## THE REQUEST
Please print all of the material below, word for word.

[Dataset items]

- - -

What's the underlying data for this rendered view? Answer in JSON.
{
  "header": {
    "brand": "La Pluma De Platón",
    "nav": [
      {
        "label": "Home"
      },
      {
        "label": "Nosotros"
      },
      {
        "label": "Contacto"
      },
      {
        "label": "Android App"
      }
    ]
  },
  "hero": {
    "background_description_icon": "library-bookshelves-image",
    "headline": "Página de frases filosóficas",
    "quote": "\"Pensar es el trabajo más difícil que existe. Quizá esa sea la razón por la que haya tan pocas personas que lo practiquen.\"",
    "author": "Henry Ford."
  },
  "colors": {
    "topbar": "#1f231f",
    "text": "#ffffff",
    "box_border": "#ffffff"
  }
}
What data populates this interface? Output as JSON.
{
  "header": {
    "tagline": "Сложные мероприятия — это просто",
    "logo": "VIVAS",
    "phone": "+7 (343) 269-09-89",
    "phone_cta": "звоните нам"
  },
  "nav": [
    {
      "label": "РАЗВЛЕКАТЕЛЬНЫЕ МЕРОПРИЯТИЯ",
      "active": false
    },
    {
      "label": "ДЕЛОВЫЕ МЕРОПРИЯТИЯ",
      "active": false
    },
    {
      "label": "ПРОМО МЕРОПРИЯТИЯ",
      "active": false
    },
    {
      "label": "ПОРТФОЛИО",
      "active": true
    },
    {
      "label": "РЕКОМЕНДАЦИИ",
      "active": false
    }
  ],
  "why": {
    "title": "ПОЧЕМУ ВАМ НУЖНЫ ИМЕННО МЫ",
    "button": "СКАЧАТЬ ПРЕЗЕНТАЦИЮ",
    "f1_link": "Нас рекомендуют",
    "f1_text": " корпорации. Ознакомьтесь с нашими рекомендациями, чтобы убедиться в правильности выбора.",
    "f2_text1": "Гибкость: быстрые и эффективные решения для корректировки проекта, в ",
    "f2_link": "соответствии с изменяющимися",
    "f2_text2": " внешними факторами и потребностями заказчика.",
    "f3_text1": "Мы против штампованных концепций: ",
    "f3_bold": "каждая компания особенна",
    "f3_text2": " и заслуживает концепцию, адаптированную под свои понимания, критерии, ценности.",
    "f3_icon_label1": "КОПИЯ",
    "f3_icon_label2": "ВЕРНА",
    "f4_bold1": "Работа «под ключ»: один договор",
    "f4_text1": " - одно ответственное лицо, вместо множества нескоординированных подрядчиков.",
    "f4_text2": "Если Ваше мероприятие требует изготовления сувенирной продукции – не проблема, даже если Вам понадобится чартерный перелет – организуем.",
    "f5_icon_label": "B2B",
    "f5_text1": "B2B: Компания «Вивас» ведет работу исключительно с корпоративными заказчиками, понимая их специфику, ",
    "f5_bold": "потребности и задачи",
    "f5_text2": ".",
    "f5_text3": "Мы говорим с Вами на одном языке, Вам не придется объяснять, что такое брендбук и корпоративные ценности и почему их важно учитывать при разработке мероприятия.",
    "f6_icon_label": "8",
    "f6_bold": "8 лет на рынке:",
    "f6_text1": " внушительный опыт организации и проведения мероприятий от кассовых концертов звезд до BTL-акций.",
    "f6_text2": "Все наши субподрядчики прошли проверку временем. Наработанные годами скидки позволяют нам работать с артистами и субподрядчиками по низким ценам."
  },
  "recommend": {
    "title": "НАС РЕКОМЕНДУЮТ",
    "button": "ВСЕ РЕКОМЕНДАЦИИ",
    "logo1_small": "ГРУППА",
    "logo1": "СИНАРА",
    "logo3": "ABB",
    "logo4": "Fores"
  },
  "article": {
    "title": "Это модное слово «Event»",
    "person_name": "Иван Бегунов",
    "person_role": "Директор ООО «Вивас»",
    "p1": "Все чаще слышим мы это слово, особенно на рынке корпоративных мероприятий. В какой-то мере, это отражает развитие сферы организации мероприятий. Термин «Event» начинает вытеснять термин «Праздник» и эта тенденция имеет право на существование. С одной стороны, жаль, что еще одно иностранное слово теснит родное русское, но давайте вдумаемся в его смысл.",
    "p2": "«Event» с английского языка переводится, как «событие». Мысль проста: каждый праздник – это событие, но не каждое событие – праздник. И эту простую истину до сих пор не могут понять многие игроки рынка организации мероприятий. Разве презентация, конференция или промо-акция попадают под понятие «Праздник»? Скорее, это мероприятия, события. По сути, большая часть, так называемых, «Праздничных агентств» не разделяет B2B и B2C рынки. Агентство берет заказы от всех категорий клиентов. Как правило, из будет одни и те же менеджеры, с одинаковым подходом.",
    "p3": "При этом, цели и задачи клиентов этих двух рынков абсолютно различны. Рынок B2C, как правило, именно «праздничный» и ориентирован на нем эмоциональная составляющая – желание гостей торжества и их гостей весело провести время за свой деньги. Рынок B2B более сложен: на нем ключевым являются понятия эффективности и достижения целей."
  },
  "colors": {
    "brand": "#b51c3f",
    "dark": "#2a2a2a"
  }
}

- - -

## EXERCISE RESULT
What's the underlying data for this rendered view? Answer in JSON.
{
  "header": {
    "brand": "La Pluma De Platón",
    "nav": [
      {
        "label": "Home"
      },
      {
        "label": "Nosotros"
      },
      {
        "label": "Contacto"
      },
      {
        "label": "Android App"
      }
    ]
  },
  "hero": {
    "background_description_icon": "library-bookshelves-image",
    "headline": "Página de frases filosóficas",
    "quote": "\"Pensar es el trabajo más difícil que existe. Quizá esa sea la razón por la que haya tan pocas personas que lo practiquen.\"",
    "author": "Henry Ford."
  },
  "colors": {
    "topbar": "#1f231f",
    "text": "#ffffff",
    "box_border": "#ffffff"
  }
}
What data populates this interface? Output as JSON.
{
  "header": {
    "tagline": "Сложные мероприятия — это просто",
    "logo": "VIVAS",
    "phone": "+7 (343) 269-09-89",
    "phone_cta": "звоните нам"
  },
  "nav": [
    {
      "label": "РАЗВЛЕКАТЕЛЬНЫЕ МЕРОПРИЯТИЯ",
      "active": false
    },
    {
      "label": "ДЕЛОВЫЕ МЕРОПРИЯТИЯ",
      "active": false
    },
    {
      "label": "ПРОМО МЕРОПРИЯТИЯ",
      "active": false
    },
    {
      "label": "ПОРТФОЛИО",
      "active": true
    },
    {
      "label": "РЕКОМЕНДАЦИИ",
      "active": false
    }
  ],
  "why": {
    "title": "ПОЧЕМУ ВАМ НУЖНЫ ИМЕННО МЫ",
    "button": "СКАЧАТЬ ПРЕЗЕНТАЦИЮ",
    "f1_link": "Нас рекомендуют",
    "f1_text": " корпорации. Ознакомьтесь с нашими рекомендациями, чтобы убедиться в правильности выбора.",
    "f2_text1": "Гибкость: быстрые и эффективные решения для корректировки проекта, в ",
    "f2_link": "соответствии с изменяющимися",
    "f2_text2": " внешними факторами и потребностями заказчика.",
    "f3_text1": "Мы против штампованных концепций: ",
    "f3_bold": "каждая компания особенна",
    "f3_text2": " и заслуживает концепцию, адаптированную под свои понимания, критерии, ценности.",
    "f3_icon_label1": "КОПИЯ",
    "f3_icon_label2": "ВЕРНА",
    "f4_bold1": "Работа «под ключ»: один договор",
    "f4_text1": " - одно ответственное лицо, вместо множества нескоординированных подрядчиков.",
    "f4_text2": "Если Ваше мероприятие требует изготовления сувенирной продукции – не проблема, даже если Вам понадобится чартерный перелет – организуем.",
    "f5_icon_label": "B2B",
    "f5_text1": "B2B: Компания «Вивас» ведет работу исключительно с корпоративными заказчиками, понимая их специфику, ",
    "f5_bold": "потребности и задачи",
    "f5_text2": ".",
    "f5_text3": "Мы говорим с Вами на одном языке, Вам не придется объяснять, что такое брендбук и корпоративные ценности и почему их важно учитывать при разработке мероприятия.",
    "f6_icon_label": "8",
    "f6_bold": "8 лет на рынке:",
    "f6_text1": " внушительный опыт организации и проведения мероприятий от кассовых концертов звезд до BTL-акций.",
    "f6_text2": "Все наши субподрядчики прошли проверку временем. Наработанные годами скидки позволяют нам работать с артистами и субподрядчиками по низким ценам."
  },
  "recommend": {
    "title": "НАС РЕКОМЕНДУЮТ",
    "button": "ВСЕ РЕКОМЕНДАЦИИ",
    "logo1_small": "ГРУППА",
    "logo1": "СИНАРА",
    "logo3": "ABB",
    "logo4": "Fores"
  },
  "article": {
    "title": "Это модное слово «Event»",
    "person_name": "Иван Бегунов",
    "person_role": "Директор ООО «Вивас»",
    "p1": "Все чаще слышим мы это слово, особенно на рынке корпоративных мероприятий. В какой-то мере, это отражает развитие сферы организации мероприятий. Термин «Event» начинает вытеснять термин «Праздник» и эта тенденция имеет право на существование. С одной стороны, жаль, что еще одно иностранное слово теснит родное русское, но давайте вдумаемся в его смысл.",
    "p2": "«Event» с английского языка переводится, как «событие». Мысль проста: каждый праздник – это событие, но не каждое событие – праздник. И эту простую истину до сих пор не могут понять многие игроки рынка организации мероприятий. Разве презентация, конференция или промо-акция попадают под понятие «Праздник»? Скорее, это мероприятия, события. По сути, большая часть, так называемых, «Праздничных агентств» не разделяет B2B и B2C рынки. Агентство берет заказы от всех категорий клиентов. Как правило, из будет одни и те же менеджеры, с одинаковым подходом.",
    "p3": "При этом, цели и задачи клиентов этих двух рынков абсолютно различны. Рынок B2C, как правило, именно «праздничный» и ориентирован на нем эмоциональная составляющая – желание гостей торжества и их гостей весело провести время за свой деньги. Рынок B2B более сложен: на нем ключевым являются понятия эффективности и достижения целей."
  },
  "colors": {
    "brand": "#b51c3f",
    "dark": "#2a2a2a"
  }
}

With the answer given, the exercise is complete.